■ **Exercise aim**
Find the lines that hold the word "mogen" and return them.

■ **Listed records**
▼

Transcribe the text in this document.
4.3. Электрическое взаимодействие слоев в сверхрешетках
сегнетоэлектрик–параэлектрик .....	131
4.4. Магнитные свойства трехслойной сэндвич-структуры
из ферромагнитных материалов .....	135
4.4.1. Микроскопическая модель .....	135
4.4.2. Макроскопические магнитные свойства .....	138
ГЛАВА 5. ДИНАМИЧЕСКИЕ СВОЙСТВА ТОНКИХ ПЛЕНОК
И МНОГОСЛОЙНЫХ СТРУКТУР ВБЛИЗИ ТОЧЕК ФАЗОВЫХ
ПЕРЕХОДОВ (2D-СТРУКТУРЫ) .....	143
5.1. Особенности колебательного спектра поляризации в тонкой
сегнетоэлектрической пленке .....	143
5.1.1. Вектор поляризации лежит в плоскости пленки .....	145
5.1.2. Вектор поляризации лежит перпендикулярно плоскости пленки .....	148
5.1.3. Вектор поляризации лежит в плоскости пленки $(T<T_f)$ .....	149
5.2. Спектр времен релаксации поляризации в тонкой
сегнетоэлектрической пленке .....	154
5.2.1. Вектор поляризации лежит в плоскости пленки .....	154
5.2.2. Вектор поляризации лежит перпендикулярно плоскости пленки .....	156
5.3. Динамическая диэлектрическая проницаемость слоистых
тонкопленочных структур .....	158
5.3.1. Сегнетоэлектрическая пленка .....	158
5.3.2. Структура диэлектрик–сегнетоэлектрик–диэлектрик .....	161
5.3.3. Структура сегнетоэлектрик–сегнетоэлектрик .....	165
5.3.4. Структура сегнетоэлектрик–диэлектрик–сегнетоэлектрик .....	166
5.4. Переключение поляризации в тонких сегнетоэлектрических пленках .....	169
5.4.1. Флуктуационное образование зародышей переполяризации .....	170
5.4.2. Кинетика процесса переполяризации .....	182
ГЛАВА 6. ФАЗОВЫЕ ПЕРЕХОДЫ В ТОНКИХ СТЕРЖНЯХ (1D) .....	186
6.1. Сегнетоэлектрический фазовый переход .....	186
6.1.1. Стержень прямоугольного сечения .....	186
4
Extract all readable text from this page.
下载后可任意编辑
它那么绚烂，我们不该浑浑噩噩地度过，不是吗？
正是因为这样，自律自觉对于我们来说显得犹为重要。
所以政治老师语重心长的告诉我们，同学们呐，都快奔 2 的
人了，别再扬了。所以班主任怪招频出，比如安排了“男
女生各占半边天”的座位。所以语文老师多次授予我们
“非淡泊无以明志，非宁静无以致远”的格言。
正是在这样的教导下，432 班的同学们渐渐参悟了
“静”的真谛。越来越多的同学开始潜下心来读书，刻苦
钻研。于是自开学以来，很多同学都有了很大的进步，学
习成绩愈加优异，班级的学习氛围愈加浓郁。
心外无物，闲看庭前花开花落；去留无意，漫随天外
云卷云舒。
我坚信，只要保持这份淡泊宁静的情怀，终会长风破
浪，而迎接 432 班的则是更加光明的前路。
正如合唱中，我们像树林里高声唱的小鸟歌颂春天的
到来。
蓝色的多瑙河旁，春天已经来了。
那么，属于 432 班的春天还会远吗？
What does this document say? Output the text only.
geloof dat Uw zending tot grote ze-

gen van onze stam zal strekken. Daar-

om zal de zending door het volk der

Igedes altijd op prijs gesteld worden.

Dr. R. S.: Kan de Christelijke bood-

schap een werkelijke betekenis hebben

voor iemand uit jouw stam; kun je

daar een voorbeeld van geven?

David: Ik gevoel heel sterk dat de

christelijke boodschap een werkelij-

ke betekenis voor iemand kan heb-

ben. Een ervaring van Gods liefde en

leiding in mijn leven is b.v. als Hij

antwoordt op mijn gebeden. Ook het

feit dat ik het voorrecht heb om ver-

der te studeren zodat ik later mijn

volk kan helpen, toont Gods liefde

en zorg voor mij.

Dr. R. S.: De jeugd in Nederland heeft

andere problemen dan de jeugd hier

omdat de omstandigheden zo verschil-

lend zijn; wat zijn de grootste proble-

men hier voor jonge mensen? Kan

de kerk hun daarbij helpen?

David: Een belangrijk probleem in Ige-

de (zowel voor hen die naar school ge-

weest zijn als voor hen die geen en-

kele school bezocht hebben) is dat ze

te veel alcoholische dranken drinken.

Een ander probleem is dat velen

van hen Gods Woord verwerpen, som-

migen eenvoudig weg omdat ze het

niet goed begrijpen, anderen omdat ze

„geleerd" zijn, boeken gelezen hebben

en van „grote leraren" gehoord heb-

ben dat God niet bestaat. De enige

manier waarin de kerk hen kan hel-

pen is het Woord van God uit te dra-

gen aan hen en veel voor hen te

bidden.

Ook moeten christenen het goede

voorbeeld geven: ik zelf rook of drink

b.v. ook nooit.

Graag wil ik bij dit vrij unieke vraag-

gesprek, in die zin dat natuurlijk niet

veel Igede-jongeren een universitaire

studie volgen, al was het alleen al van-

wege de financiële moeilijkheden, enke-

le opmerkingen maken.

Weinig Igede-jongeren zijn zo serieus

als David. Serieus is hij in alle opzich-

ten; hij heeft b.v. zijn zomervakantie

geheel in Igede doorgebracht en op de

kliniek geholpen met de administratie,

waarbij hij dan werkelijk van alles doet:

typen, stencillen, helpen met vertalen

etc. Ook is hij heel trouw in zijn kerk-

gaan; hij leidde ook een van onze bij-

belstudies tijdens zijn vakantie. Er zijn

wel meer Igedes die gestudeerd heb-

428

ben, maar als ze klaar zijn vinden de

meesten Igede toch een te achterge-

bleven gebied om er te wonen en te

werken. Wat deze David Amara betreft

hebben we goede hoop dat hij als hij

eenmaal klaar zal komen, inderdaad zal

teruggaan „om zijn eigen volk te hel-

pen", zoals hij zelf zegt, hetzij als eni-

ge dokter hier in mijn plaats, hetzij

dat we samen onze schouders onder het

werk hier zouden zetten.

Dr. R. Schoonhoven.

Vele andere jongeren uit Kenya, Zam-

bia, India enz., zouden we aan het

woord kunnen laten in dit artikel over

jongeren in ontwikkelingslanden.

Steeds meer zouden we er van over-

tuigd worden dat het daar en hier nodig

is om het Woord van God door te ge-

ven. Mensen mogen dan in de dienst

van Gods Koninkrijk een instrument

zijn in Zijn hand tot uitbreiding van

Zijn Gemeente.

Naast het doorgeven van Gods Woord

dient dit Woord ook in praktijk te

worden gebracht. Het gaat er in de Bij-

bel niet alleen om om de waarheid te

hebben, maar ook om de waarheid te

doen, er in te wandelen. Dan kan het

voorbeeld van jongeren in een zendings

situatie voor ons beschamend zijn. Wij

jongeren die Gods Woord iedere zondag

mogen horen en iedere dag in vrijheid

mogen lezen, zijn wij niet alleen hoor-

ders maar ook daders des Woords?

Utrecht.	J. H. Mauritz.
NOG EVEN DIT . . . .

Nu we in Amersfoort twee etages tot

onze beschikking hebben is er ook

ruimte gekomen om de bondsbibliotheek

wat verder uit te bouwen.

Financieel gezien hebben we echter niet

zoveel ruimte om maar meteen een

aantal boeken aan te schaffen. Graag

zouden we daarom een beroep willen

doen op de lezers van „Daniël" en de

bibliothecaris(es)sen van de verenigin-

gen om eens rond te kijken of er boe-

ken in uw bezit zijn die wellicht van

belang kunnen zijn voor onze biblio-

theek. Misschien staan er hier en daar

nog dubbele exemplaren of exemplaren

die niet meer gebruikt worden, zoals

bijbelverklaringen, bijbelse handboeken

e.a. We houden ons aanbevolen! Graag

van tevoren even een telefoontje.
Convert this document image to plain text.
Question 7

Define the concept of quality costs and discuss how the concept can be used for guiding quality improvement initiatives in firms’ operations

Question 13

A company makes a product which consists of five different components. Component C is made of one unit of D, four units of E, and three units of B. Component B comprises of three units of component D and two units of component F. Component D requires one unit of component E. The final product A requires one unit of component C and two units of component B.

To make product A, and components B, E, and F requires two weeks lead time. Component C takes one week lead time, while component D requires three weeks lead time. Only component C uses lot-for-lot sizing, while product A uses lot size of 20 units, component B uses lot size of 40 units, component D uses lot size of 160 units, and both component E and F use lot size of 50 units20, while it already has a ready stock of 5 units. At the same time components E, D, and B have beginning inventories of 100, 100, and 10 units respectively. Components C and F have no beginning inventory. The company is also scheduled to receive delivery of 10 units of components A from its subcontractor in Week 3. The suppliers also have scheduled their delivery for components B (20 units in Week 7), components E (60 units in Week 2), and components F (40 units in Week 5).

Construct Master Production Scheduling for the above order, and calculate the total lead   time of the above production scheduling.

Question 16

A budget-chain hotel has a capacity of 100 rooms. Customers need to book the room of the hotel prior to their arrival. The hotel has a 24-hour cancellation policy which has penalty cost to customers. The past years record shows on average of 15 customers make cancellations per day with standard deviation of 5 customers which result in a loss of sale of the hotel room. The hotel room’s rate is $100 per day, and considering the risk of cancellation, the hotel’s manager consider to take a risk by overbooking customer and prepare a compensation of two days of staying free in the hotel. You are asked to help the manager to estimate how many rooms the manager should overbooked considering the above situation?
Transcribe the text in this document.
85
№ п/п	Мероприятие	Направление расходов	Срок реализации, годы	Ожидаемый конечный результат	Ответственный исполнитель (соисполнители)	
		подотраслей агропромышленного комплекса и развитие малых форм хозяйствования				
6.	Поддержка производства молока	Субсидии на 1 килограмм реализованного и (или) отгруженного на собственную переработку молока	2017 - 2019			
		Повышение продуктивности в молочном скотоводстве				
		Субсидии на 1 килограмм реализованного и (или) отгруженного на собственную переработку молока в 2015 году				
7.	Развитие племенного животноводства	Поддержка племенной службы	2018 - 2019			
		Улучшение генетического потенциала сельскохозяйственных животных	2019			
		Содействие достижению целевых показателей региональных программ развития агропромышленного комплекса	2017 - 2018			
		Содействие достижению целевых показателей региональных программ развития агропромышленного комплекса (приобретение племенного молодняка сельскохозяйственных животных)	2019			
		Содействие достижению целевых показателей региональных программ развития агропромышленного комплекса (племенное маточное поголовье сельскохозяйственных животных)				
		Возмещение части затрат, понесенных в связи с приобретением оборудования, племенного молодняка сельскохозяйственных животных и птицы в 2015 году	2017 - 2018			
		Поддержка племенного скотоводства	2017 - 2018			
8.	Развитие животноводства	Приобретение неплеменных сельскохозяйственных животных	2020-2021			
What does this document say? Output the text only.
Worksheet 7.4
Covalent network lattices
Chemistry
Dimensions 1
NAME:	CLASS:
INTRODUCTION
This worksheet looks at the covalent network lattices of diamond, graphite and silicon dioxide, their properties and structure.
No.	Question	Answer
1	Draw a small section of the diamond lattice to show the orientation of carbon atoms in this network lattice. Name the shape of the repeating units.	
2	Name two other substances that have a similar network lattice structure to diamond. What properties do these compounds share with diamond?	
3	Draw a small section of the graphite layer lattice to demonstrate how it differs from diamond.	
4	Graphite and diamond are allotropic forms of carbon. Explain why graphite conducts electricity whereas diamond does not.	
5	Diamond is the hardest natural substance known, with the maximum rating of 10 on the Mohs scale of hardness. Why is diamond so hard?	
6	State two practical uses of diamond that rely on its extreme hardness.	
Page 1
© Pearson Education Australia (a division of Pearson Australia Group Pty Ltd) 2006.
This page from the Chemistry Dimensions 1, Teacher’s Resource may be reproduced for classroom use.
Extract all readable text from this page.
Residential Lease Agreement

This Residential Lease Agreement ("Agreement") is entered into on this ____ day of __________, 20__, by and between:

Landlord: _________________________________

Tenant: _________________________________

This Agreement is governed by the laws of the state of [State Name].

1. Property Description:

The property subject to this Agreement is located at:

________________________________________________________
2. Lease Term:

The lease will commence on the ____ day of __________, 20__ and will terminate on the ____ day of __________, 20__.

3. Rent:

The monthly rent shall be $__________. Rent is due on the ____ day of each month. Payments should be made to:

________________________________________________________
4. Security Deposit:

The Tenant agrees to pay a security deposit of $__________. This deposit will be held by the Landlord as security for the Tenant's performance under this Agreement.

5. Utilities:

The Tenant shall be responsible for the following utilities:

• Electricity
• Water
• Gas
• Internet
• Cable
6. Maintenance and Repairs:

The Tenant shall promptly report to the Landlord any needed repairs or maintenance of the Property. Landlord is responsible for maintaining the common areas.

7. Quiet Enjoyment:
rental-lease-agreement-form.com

▲

■ **Completed task**
ven. Mensen mogen dan in de dienst
mogen horen en iedere dag in vrijheid
mogen lezen, zijn wij niet alleen hoor-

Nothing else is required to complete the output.